Required work
Word for word, repeat the entries, minus the pictures.

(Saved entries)
*****

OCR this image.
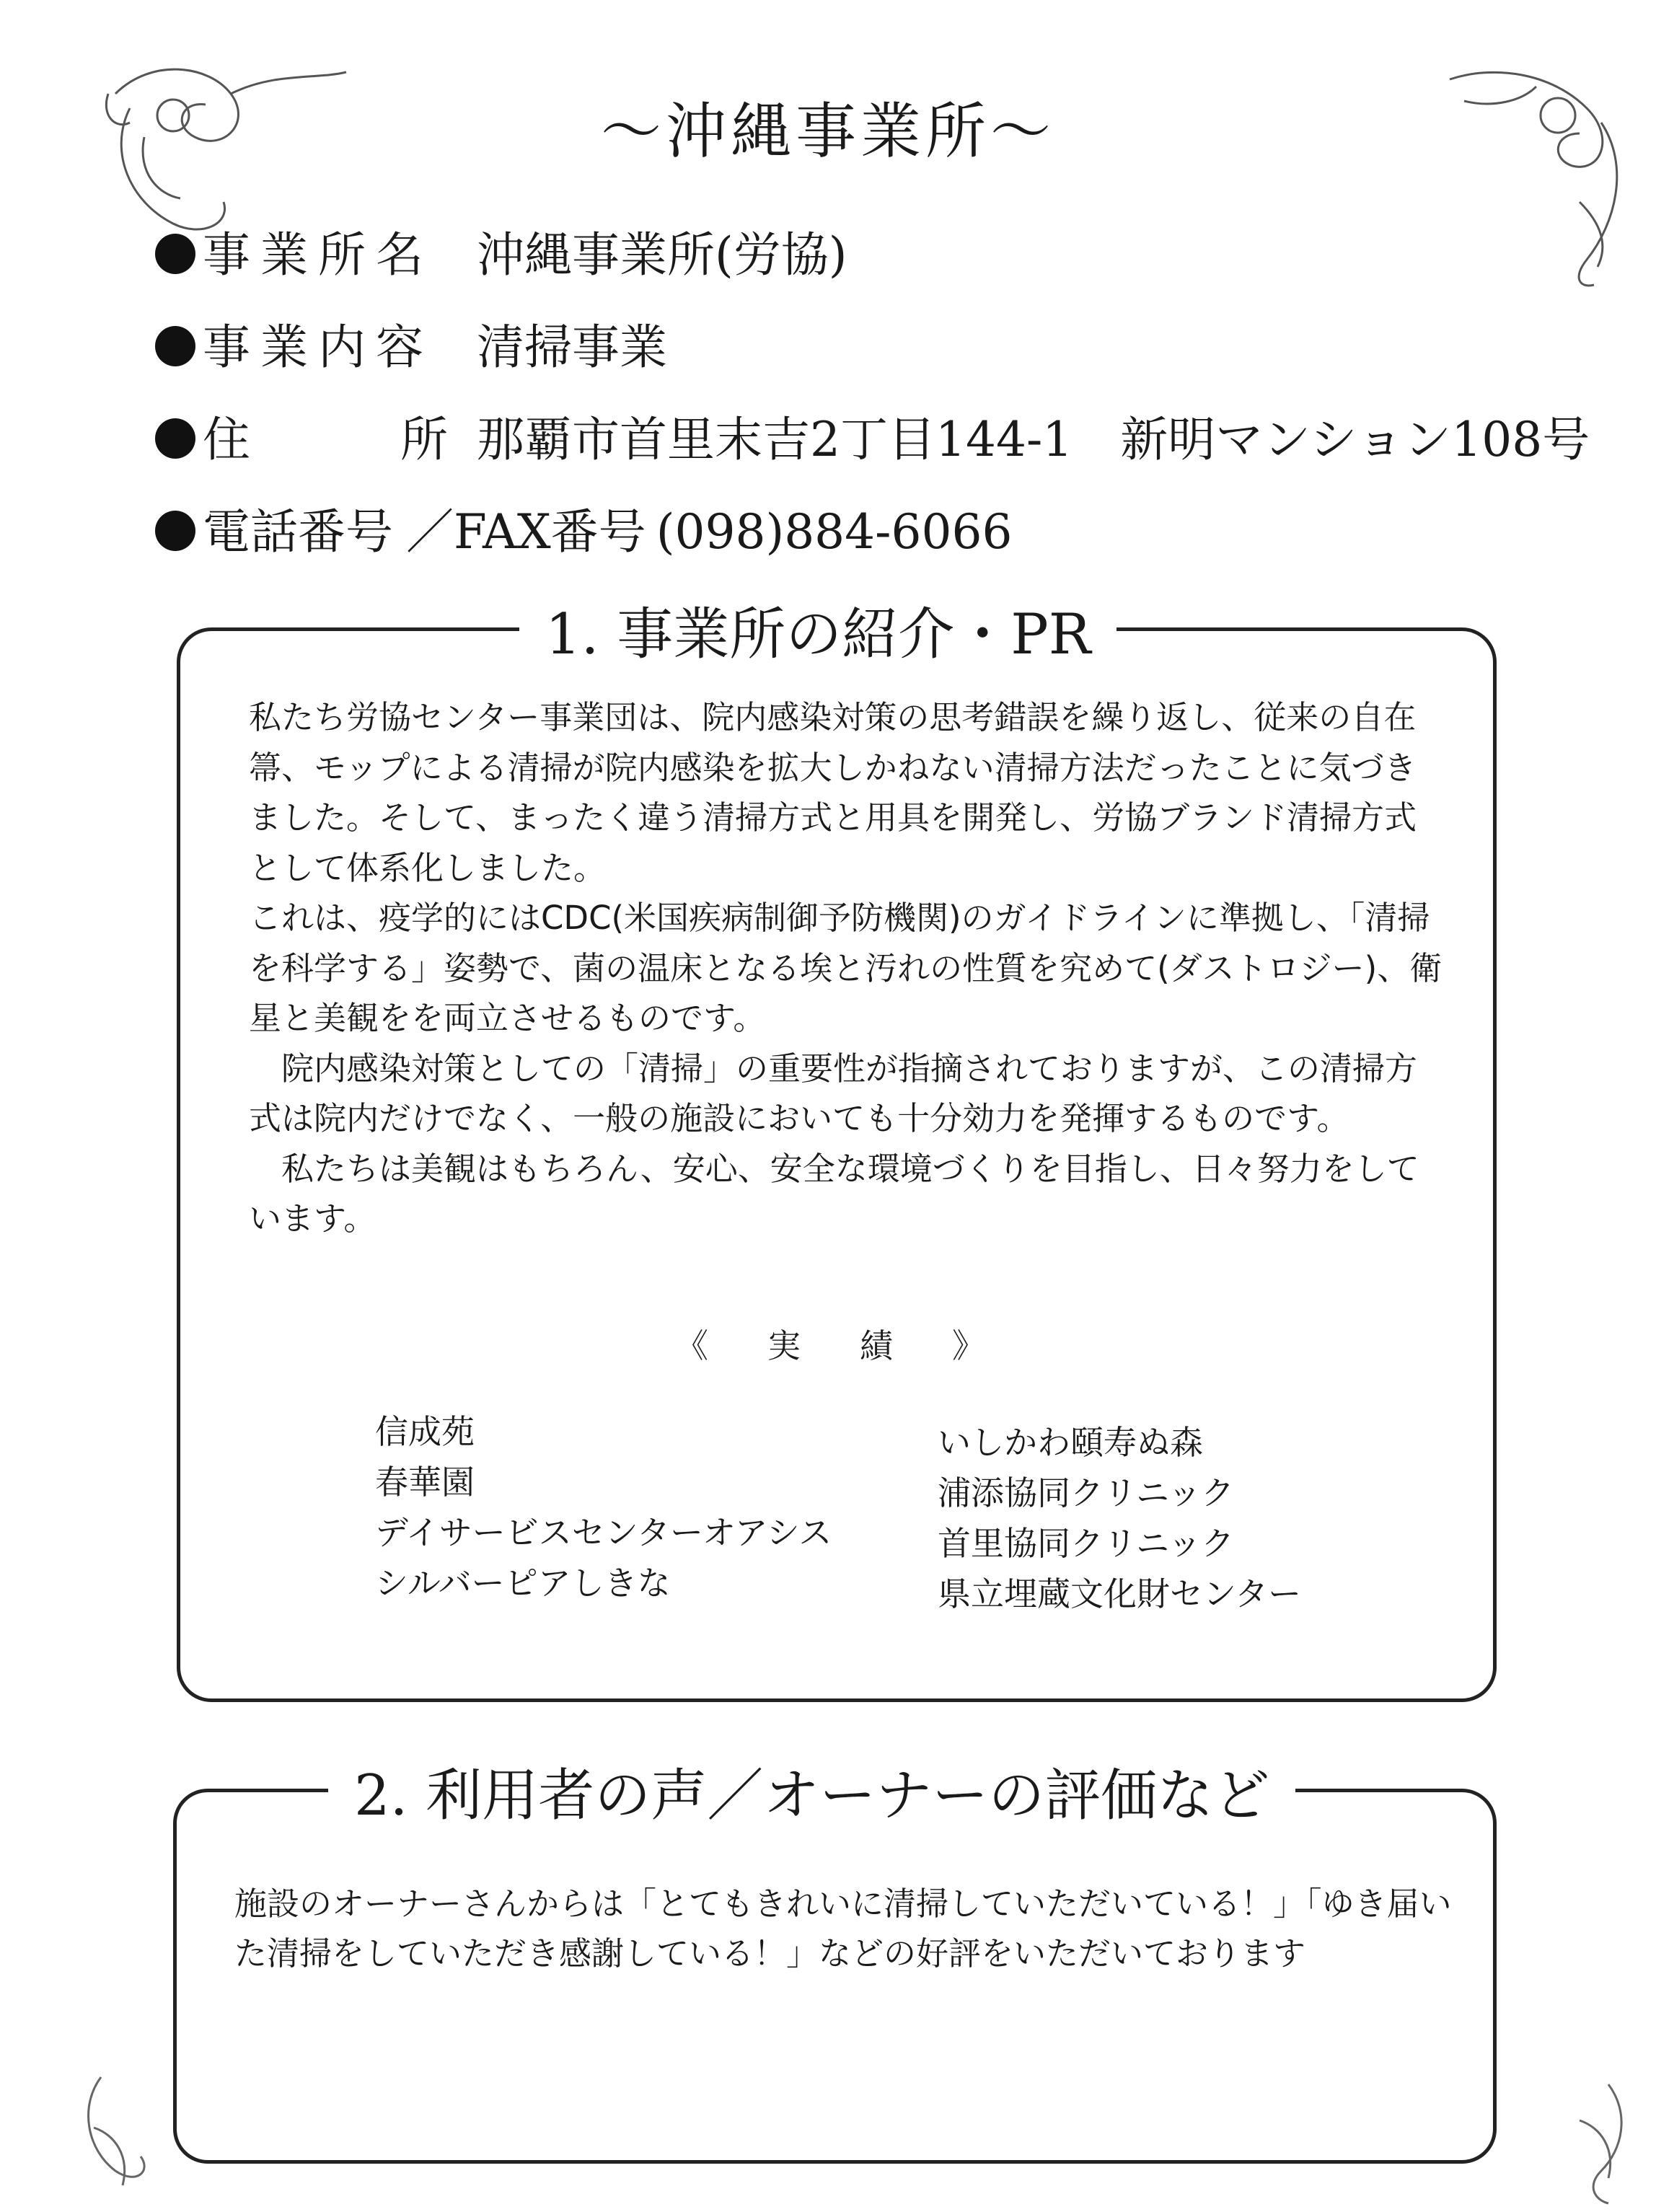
～沖縄事業所～
事業所名 沖縄事業所(労協)
事業内容 清掃事業
住	所 那覇市首里末吉2丁目144-1　新明マンション108号
電話番号 ／FAX番号 (098)884-6066
1. 事業所の紹介・PR

私たち労協センター事業団は、院内感染対策の思考錯誤を繰り返し、従来の自在箒、モップによる清掃が院内感染を拡大しかねない清掃方法だったことに気づきました。そして、まったく違う清掃方式と用具を開発し、労協ブランド清掃方式として体系化しました。

これは、疫学的にはCDC(米国疾病制御予防機関)のガイドラインに準拠し、「清掃を科学する」姿勢で、菌の温床となる埃と汚れの性質を究めて(ダストロジー)、衛星と美観をを両立させるものです。

院内感染対策としての「清掃」の重要性が指摘されておりますが、この清掃方式は院内だけでなく、一般の施設においても十分効力を発揮するものです。

私たちは美観はもちろん、安心、安全な環境づくりを目指し、日々努力をしています。

《　実　績　》
信成苑
春華園
デイサービスセンターオアシス
シルバーピアしきな
いしかわ頤寿ぬ森
浦添協同クリニック
首里協同クリニック
県立埋蔵文化財センター
2. 利用者の声／オーナーの評価など
施設のオーナーさんからは「とてもきれいに清掃していただいている！」「ゆき届いた清掃をしていただき感謝している！」などの好評をいただいております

*****

The reply
OCR this image.
～沖縄事業所～
事業所名 沖縄事業所(労協)
事業内容 清掃事業
住	所 那覇市首里末吉2丁目144-1　新明マンション108号
電話番号 ／FAX番号 (098)884-6066
1. 事業所の紹介・PR

私たち労協センター事業団は、院内感染対策の思考錯誤を繰り返し、従来の自在箒、モップによる清掃が院内感染を拡大しかねない清掃方法だったことに気づきました。そして、まったく違う清掃方式と用具を開発し、労協ブランド清掃方式として体系化しました。

これは、疫学的にはCDC(米国疾病制御予防機関)のガイドラインに準拠し、「清掃を科学する」姿勢で、菌の温床となる埃と汚れの性質を究めて(ダストロジー)、衛星と美観をを両立させるものです。

院内感染対策としての「清掃」の重要性が指摘されておりますが、この清掃方式は院内だけでなく、一般の施設においても十分効力を発揮するものです。

私たちは美観はもちろん、安心、安全な環境づくりを目指し、日々努力をしています。

《　実　績　》
信成苑
春華園
デイサービスセンターオアシス
シルバーピアしきな
いしかわ頤寿ぬ森
浦添協同クリニック
首里協同クリニック
県立埋蔵文化財センター
2. 利用者の声／オーナーの評価など
施設のオーナーさんからは「とてもきれいに清掃していただいている！」「ゆき届いた清掃をしていただき感謝している！」などの好評をいただいております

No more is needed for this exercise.